Repeat every line of the material, character for character.

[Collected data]
★ ★ ★ ★ ★ ★ ★

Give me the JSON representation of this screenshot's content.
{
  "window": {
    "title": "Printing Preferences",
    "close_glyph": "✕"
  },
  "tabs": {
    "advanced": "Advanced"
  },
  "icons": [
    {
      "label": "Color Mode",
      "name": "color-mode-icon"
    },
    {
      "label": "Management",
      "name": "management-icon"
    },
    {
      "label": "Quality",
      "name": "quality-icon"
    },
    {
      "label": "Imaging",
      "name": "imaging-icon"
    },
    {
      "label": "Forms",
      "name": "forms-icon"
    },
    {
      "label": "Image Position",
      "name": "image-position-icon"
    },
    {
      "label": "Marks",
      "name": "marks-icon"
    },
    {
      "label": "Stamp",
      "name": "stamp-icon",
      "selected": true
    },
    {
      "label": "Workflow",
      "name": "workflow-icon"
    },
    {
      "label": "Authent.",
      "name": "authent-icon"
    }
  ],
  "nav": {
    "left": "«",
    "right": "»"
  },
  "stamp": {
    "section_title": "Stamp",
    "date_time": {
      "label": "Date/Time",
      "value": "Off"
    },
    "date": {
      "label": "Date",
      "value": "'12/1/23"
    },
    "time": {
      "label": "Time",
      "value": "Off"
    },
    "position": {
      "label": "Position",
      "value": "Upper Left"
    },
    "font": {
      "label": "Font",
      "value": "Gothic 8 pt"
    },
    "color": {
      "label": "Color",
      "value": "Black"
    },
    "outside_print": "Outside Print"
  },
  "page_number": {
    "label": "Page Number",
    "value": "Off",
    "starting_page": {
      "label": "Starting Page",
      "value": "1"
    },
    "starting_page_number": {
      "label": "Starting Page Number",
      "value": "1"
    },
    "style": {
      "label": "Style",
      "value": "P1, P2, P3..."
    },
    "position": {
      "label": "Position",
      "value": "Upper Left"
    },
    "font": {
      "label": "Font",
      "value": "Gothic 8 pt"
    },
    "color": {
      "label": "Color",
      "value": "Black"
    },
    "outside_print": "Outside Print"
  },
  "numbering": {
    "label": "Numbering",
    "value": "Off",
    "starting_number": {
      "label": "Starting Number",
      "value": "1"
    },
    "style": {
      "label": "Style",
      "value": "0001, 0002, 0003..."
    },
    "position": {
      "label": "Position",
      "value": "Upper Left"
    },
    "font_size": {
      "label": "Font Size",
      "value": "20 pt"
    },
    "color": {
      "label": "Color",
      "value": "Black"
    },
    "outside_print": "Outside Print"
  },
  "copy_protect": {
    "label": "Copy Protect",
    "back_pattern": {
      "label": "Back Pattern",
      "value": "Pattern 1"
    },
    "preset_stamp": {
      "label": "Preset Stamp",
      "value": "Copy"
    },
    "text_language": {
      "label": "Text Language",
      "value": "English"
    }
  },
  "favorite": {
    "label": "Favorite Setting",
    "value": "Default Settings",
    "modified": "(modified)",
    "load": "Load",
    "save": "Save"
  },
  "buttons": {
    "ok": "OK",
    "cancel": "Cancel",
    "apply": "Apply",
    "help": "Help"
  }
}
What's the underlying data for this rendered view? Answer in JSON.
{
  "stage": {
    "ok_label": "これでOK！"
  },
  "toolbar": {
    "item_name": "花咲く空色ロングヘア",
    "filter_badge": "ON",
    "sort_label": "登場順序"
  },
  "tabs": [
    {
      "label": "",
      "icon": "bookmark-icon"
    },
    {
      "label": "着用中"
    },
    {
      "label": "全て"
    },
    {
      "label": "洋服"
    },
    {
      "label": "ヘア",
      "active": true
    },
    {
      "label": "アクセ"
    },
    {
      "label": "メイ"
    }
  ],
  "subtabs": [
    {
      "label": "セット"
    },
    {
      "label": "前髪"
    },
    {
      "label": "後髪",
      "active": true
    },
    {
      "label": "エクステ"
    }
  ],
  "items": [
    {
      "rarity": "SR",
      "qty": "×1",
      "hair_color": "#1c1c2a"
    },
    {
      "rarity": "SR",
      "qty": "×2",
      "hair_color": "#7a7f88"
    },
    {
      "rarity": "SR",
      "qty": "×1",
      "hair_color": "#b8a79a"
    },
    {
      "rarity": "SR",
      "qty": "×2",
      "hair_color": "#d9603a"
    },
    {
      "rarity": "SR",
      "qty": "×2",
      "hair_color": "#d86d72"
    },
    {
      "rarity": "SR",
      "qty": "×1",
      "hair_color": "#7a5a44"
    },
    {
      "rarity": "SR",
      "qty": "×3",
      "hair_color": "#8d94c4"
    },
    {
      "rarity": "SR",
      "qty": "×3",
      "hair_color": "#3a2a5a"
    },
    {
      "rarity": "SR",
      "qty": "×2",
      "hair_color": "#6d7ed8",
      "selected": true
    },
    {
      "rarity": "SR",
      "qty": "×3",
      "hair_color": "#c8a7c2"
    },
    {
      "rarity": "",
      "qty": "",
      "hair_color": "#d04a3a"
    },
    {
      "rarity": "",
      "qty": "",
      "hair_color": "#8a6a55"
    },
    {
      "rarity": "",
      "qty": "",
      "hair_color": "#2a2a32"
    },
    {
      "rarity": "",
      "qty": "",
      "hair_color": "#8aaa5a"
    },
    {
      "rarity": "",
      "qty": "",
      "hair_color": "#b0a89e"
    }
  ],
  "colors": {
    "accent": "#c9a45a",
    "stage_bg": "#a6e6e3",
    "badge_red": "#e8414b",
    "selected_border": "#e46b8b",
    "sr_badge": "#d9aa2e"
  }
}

★ ★ ★ ★ ★ ★ ★

Result of the exercise:
Give me the JSON representation of this screenshot's content.
{
  "window": {
    "title": "Printing Preferences",
    "close_glyph": "✕"
  },
  "tabs": {
    "advanced": "Advanced"
  },
  "icons": [
    {
      "label": "Color Mode",
      "name": "color-mode-icon"
    },
    {
      "label": "Management",
      "name": "management-icon"
    },
    {
      "label": "Quality",
      "name": "quality-icon"
    },
    {
      "label": "Imaging",
      "name": "imaging-icon"
    },
    {
      "label": "Forms",
      "name": "forms-icon"
    },
    {
      "label": "Image Position",
      "name": "image-position-icon"
    },
    {
      "label": "Marks",
      "name": "marks-icon"
    },
    {
      "label": "Stamp",
      "name": "stamp-icon",
      "selected": true
    },
    {
      "label": "Workflow",
      "name": "workflow-icon"
    },
    {
      "label": "Authent.",
      "name": "authent-icon"
    }
  ],
  "nav": {
    "left": "«",
    "right": "»"
  },
  "stamp": {
    "section_title": "Stamp",
    "date_time": {
      "label": "Date/Time",
      "value": "Off"
    },
    "date": {
      "label": "Date",
      "value": "'12/1/23"
    },
    "time": {
      "label": "Time",
      "value": "Off"
    },
    "position": {
      "label": "Position",
      "value": "Upper Left"
    },
    "font": {
      "label": "Font",
      "value": "Gothic 8 pt"
    },
    "color": {
      "label": "Color",
      "value": "Black"
    },
    "outside_print": "Outside Print"
  },
  "page_number": {
    "label": "Page Number",
    "value": "Off",
    "starting_page": {
      "label": "Starting Page",
      "value": "1"
    },
    "starting_page_number": {
      "label": "Starting Page Number",
      "value": "1"
    },
    "style": {
      "label": "Style",
      "value": "P1, P2, P3..."
    },
    "position": {
      "label": "Position",
      "value": "Upper Left"
    },
    "font": {
      "label": "Font",
      "value": "Gothic 8 pt"
    },
    "color": {
      "label": "Color",
      "value": "Black"
    },
    "outside_print": "Outside Print"
  },
  "numbering": {
    "label": "Numbering",
    "value": "Off",
    "starting_number": {
      "label": "Starting Number",
      "value": "1"
    },
    "style": {
      "label": "Style",
      "value": "0001, 0002, 0003..."
    },
    "position": {
      "label": "Position",
      "value": "Upper Left"
    },
    "font_size": {
      "label": "Font Size",
      "value": "20 pt"
    },
    "color": {
      "label": "Color",
      "value": "Black"
    },
    "outside_print": "Outside Print"
  },
  "copy_protect": {
    "label": "Copy Protect",
    "back_pattern": {
      "label": "Back Pattern",
      "value": "Pattern 1"
    },
    "preset_stamp": {
      "label": "Preset Stamp",
      "value": "Copy"
    },
    "text_language": {
      "label": "Text Language",
      "value": "English"
    }
  },
  "favorite": {
    "label": "Favorite Setting",
    "value": "Default Settings",
    "modified": "(modified)",
    "load": "Load",
    "save": "Save"
  },
  "buttons": {
    "ok": "OK",
    "cancel": "Cancel",
    "apply": "Apply",
    "help": "Help"
  }
}
What's the underlying data for this rendered view? Answer in JSON.
{
  "stage": {
    "ok_label": "これでOK！"
  },
  "toolbar": {
    "item_name": "花咲く空色ロングヘア",
    "filter_badge": "ON",
    "sort_label": "登場順序"
  },
  "tabs": [
    {
      "label": "",
      "icon": "bookmark-icon"
    },
    {
      "label": "着用中"
    },
    {
      "label": "全て"
    },
    {
      "label": "洋服"
    },
    {
      "label": "ヘア",
      "active": true
    },
    {
      "label": "アクセ"
    },
    {
      "label": "メイ"
    }
  ],
  "subtabs": [
    {
      "label": "セット"
    },
    {
      "label": "前髪"
    },
    {
      "label": "後髪",
      "active": true
    },
    {
      "label": "エクステ"
    }
  ],
  "items": [
    {
      "rarity": "SR",
      "qty": "×1",
      "hair_color": "#1c1c2a"
    },
    {
      "rarity": "SR",
      "qty": "×2",
      "hair_color": "#7a7f88"
    },
    {
      "rarity": "SR",
      "qty": "×1",
      "hair_color": "#b8a79a"
    },
    {
      "rarity": "SR",
      "qty": "×2",
      "hair_color": "#d9603a"
    },
    {
      "rarity": "SR",
      "qty": "×2",
      "hair_color": "#d86d72"
    },
    {
      "rarity": "SR",
      "qty": "×1",
      "hair_color": "#7a5a44"
    },
    {
      "rarity": "SR",
      "qty": "×3",
      "hair_color": "#8d94c4"
    },
    {
      "rarity": "SR",
      "qty": "×3",
      "hair_color": "#3a2a5a"
    },
    {
      "rarity": "SR",
      "qty": "×2",
      "hair_color": "#6d7ed8",
      "selected": true
    },
    {
      "rarity": "SR",
      "qty": "×3",
      "hair_color": "#c8a7c2"
    },
    {
      "rarity": "",
      "qty": "",
      "hair_color": "#d04a3a"
    },
    {
      "rarity": "",
      "qty": "",
      "hair_color": "#8a6a55"
    },
    {
      "rarity": "",
      "qty": "",
      "hair_color": "#2a2a32"
    },
    {
      "rarity": "",
      "qty": "",
      "hair_color": "#8aaa5a"
    },
    {
      "rarity": "",
      "qty": "",
      "hair_color": "#b0a89e"
    }
  ],
  "colors": {
    "accent": "#c9a45a",
    "stage_bg": "#a6e6e3",
    "badge_red": "#e8414b",
    "selected_border": "#e46b8b",
    "sr_badge": "#d9aa2e"
  }
}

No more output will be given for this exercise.